Exercise requirements: Gather every line that includes the word "name", please.

Given entries:
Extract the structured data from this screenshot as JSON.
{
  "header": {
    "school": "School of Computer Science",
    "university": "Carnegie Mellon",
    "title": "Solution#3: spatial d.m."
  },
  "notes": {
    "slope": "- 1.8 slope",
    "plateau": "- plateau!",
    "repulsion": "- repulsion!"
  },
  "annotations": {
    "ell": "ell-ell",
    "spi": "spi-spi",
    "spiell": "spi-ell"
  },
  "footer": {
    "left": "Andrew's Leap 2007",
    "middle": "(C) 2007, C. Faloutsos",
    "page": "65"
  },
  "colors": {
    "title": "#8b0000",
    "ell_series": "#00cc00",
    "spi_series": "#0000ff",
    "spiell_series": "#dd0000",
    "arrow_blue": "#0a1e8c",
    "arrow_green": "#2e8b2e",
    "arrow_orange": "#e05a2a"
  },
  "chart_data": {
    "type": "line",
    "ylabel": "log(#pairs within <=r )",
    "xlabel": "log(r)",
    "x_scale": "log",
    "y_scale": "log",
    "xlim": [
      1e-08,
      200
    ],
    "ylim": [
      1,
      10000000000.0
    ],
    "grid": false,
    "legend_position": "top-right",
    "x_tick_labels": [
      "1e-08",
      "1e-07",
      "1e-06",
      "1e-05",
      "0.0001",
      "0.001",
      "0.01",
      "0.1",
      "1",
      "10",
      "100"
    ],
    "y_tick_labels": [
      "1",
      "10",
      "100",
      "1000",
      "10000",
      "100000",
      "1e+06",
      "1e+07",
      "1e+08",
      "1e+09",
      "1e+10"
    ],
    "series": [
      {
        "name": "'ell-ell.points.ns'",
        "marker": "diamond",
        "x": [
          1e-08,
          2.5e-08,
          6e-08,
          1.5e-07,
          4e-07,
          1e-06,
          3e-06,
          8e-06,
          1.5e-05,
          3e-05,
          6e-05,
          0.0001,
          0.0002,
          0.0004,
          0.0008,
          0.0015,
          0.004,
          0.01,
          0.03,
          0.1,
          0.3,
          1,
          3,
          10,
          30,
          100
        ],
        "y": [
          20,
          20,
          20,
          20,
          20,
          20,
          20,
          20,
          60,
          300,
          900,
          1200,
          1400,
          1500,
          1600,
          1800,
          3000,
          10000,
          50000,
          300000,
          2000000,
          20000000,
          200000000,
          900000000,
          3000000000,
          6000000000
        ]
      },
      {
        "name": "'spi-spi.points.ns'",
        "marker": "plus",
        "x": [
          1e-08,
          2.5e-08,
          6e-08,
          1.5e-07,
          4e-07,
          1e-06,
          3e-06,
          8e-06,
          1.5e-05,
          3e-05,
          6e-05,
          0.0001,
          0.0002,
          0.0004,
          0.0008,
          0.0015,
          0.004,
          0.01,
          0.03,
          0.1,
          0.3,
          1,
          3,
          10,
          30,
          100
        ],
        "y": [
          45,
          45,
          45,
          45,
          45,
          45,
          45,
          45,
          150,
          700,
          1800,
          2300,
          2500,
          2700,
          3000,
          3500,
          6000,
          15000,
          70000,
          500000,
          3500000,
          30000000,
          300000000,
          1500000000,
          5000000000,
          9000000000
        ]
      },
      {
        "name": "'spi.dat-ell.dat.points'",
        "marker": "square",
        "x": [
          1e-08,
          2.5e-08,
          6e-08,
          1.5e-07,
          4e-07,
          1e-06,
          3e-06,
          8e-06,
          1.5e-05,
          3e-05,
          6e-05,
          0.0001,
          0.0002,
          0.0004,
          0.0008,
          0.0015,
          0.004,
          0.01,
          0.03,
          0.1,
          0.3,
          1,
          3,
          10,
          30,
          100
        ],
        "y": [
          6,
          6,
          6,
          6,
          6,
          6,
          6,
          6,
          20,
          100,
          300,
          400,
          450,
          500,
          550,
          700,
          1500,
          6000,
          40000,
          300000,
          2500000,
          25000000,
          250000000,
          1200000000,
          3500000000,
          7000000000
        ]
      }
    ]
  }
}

Solution to the problem:
        "name": "'ell-ell.points.ns'",
        "name": "'spi-spi.points.ns'",
        "name": "'spi.dat-ell.dat.points'",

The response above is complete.